** Start Records for the task **

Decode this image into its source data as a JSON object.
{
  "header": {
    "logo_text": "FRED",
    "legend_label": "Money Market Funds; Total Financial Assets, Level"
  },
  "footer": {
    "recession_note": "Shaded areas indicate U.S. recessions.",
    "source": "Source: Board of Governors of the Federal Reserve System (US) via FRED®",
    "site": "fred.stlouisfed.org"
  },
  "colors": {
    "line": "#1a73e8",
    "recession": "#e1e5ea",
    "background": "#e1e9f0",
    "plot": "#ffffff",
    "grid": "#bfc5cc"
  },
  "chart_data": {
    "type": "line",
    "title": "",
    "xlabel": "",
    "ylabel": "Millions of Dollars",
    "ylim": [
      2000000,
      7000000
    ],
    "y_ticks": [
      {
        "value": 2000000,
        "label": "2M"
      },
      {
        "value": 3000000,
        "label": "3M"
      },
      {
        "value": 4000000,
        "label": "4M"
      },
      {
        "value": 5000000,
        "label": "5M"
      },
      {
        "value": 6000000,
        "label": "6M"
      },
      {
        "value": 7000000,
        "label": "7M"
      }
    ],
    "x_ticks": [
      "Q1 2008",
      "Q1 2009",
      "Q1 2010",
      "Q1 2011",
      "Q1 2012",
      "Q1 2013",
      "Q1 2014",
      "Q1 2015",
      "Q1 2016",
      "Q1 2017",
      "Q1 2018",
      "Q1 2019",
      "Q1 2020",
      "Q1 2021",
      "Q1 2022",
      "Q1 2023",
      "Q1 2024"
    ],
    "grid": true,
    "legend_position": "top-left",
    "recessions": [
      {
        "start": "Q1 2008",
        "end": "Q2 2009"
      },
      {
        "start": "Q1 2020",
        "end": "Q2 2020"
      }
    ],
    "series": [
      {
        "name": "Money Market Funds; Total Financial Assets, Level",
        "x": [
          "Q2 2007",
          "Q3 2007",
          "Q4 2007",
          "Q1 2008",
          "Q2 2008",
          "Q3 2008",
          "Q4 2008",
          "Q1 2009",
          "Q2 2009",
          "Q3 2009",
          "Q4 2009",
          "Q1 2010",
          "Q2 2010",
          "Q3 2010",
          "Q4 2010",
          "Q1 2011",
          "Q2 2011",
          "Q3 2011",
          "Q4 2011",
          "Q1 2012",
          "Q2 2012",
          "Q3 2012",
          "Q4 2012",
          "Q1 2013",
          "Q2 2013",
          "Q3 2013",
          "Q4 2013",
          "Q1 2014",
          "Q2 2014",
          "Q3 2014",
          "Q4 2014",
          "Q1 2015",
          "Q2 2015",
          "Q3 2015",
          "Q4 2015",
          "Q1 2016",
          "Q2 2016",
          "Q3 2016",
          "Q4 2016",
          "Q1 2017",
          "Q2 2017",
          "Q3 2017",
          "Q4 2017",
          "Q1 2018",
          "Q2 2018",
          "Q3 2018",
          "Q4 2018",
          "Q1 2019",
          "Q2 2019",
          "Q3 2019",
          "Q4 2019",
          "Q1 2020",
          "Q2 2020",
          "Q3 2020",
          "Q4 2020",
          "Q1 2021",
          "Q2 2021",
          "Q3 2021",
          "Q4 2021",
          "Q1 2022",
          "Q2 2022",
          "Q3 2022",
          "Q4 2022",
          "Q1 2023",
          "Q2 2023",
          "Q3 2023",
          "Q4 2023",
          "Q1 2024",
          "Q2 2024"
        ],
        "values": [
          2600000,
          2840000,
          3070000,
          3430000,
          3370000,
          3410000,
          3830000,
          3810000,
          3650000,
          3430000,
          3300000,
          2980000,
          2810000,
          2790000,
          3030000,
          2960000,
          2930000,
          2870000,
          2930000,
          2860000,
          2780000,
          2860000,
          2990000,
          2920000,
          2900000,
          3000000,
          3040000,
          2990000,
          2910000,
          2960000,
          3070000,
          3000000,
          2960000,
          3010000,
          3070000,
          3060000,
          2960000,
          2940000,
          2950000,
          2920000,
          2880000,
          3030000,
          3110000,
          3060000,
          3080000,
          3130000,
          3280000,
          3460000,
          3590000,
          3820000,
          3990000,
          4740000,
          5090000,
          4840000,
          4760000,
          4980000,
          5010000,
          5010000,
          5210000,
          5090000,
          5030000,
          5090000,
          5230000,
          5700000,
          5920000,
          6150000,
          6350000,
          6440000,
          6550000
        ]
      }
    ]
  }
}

** End Records for the task **

Scan the entries above for the word "Level" and collect each line holding it.

Finished exercise:
    "legend_label": "Money Market Funds; Total Financial Assets, Level"
        "name": "Money Market Funds; Total Financial Assets, Level",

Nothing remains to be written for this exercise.